THE EXERCISE – Give an exact transcription of every line, dropping the images.

>>>

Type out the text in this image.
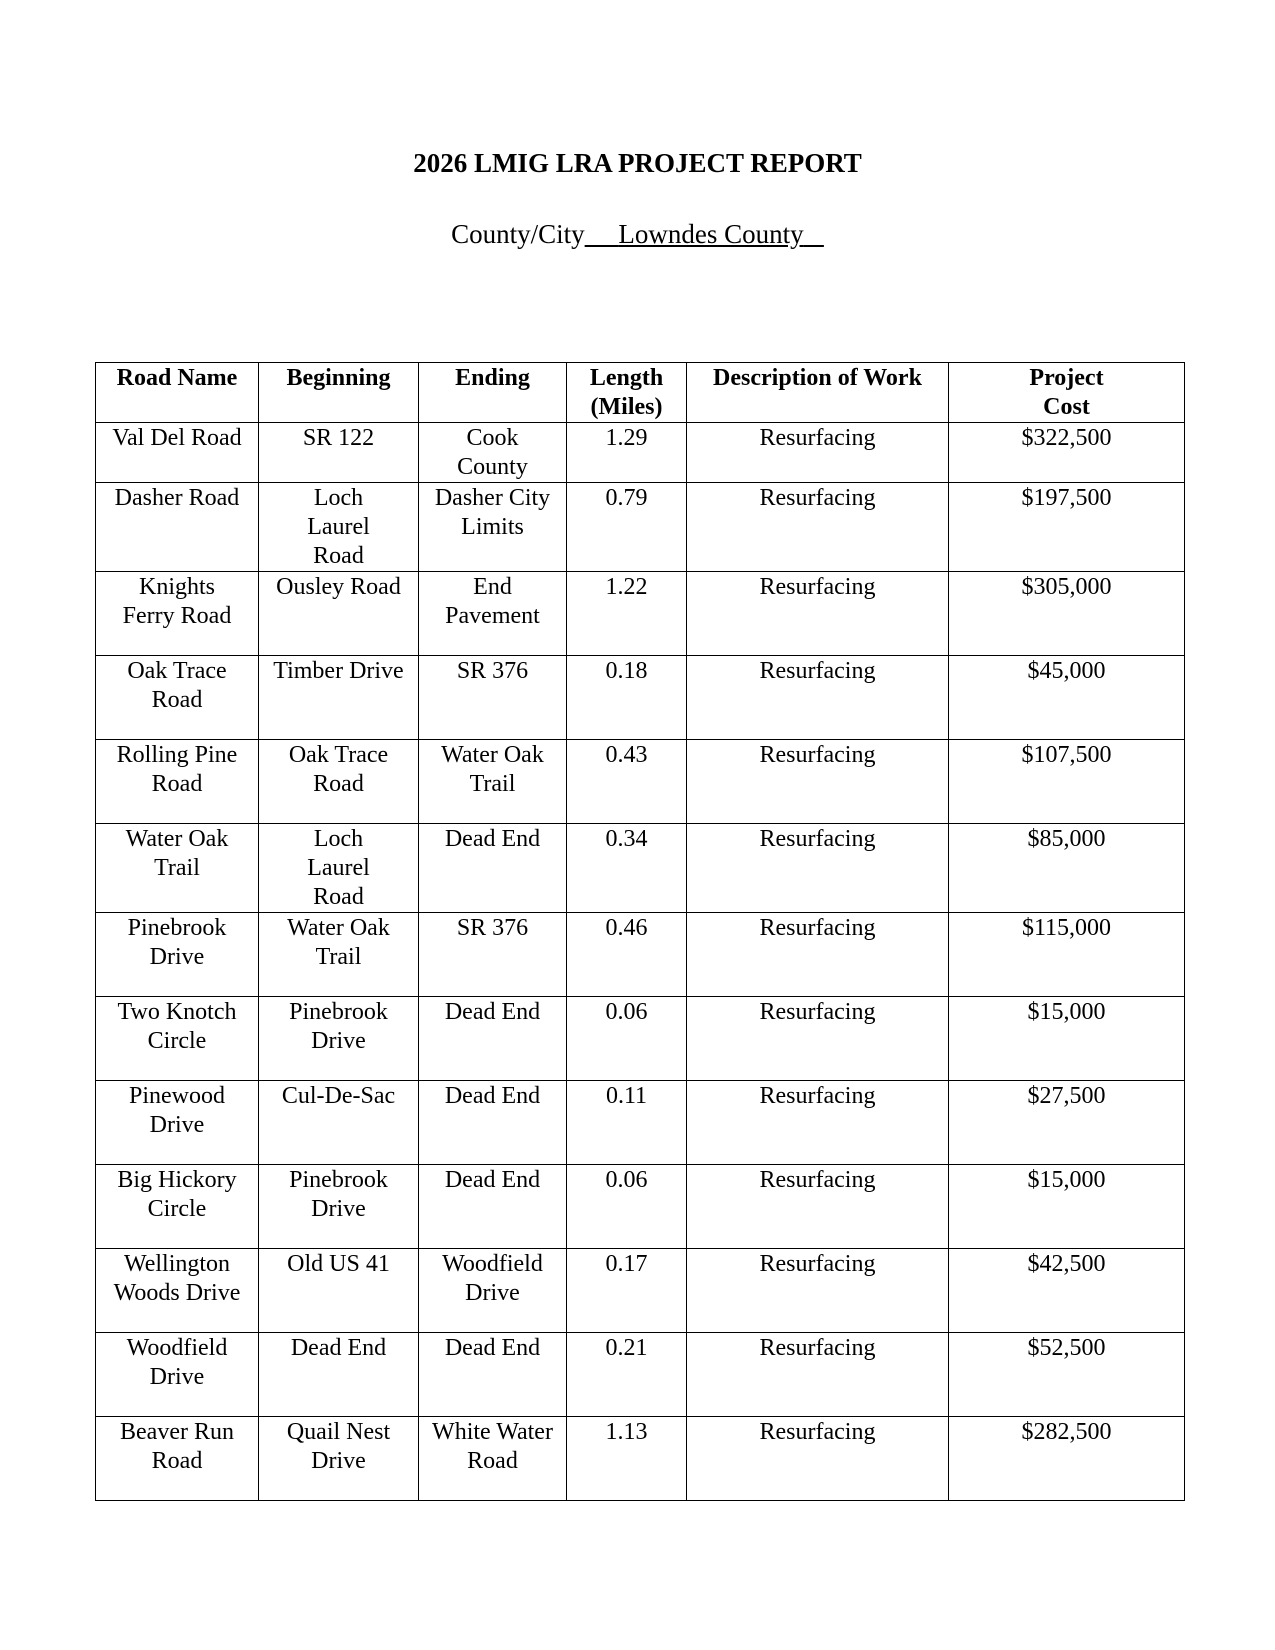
2026 LMIG LRA PROJECT REPORT
County/City Lowndes County
Road Name	Beginning	Ending	Length (Miles)	Description of Work	Project Cost
Val Del Road	SR 122	Cook County	1.29	Resurfacing	$322,500
Dasher Road	Loch Laurel Road	Dasher City Limits	0.79	Resurfacing	$197,500
Knights Ferry Road	Ousley Road	End Pavement	1.22	Resurfacing	$305,000
Oak Trace Road	Timber Drive	SR 376	0.18	Resurfacing	$45,000
Rolling Pine Road	Oak Trace Road	Water Oak Trail	0.43	Resurfacing	$107,500
Water Oak Trail	Loch Laurel Road	Dead End	0.34	Resurfacing	$85,000
Pinebrook Drive	Water Oak Trail	SR 376	0.46	Resurfacing	$115,000
Two Knotch Circle	Pinebrook Drive	Dead End	0.06	Resurfacing	$15,000
Pinewood Drive	Cul-De-Sac	Dead End	0.11	Resurfacing	$27,500
Big Hickory Circle	Pinebrook Drive	Dead End	0.06	Resurfacing	$15,000
Wellington Woods Drive	Old US 41	Woodfield Drive	0.17	Resurfacing	$42,500
Woodfield Drive	Dead End	Dead End	0.21	Resurfacing	$52,500
Beaver Run Road	Quail Nest Drive	White Water Road	1.13	Resurfacing	$282,500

<<<

SOLVED EXERCISE –
Type out the text in this image.
2026 LMIG LRA PROJECT REPORT
County/City Lowndes County
Road Name	Beginning	Ending	Length (Miles)	Description of Work	Project Cost
Val Del Road	SR 122	Cook County	1.29	Resurfacing	$322,500
Dasher Road	Loch Laurel Road	Dasher City Limits	0.79	Resurfacing	$197,500
Knights Ferry Road	Ousley Road	End Pavement	1.22	Resurfacing	$305,000
Oak Trace Road	Timber Drive	SR 376	0.18	Resurfacing	$45,000
Rolling Pine Road	Oak Trace Road	Water Oak Trail	0.43	Resurfacing	$107,500
Water Oak Trail	Loch Laurel Road	Dead End	0.34	Resurfacing	$85,000
Pinebrook Drive	Water Oak Trail	SR 376	0.46	Resurfacing	$115,000
Two Knotch Circle	Pinebrook Drive	Dead End	0.06	Resurfacing	$15,000
Pinewood Drive	Cul-De-Sac	Dead End	0.11	Resurfacing	$27,500
Big Hickory Circle	Pinebrook Drive	Dead End	0.06	Resurfacing	$15,000
Wellington Woods Drive	Old US 41	Woodfield Drive	0.17	Resurfacing	$42,500
Woodfield Drive	Dead End	Dead End	0.21	Resurfacing	$52,500
Beaver Run Road	Quail Nest Drive	White Water Road	1.13	Resurfacing	$282,500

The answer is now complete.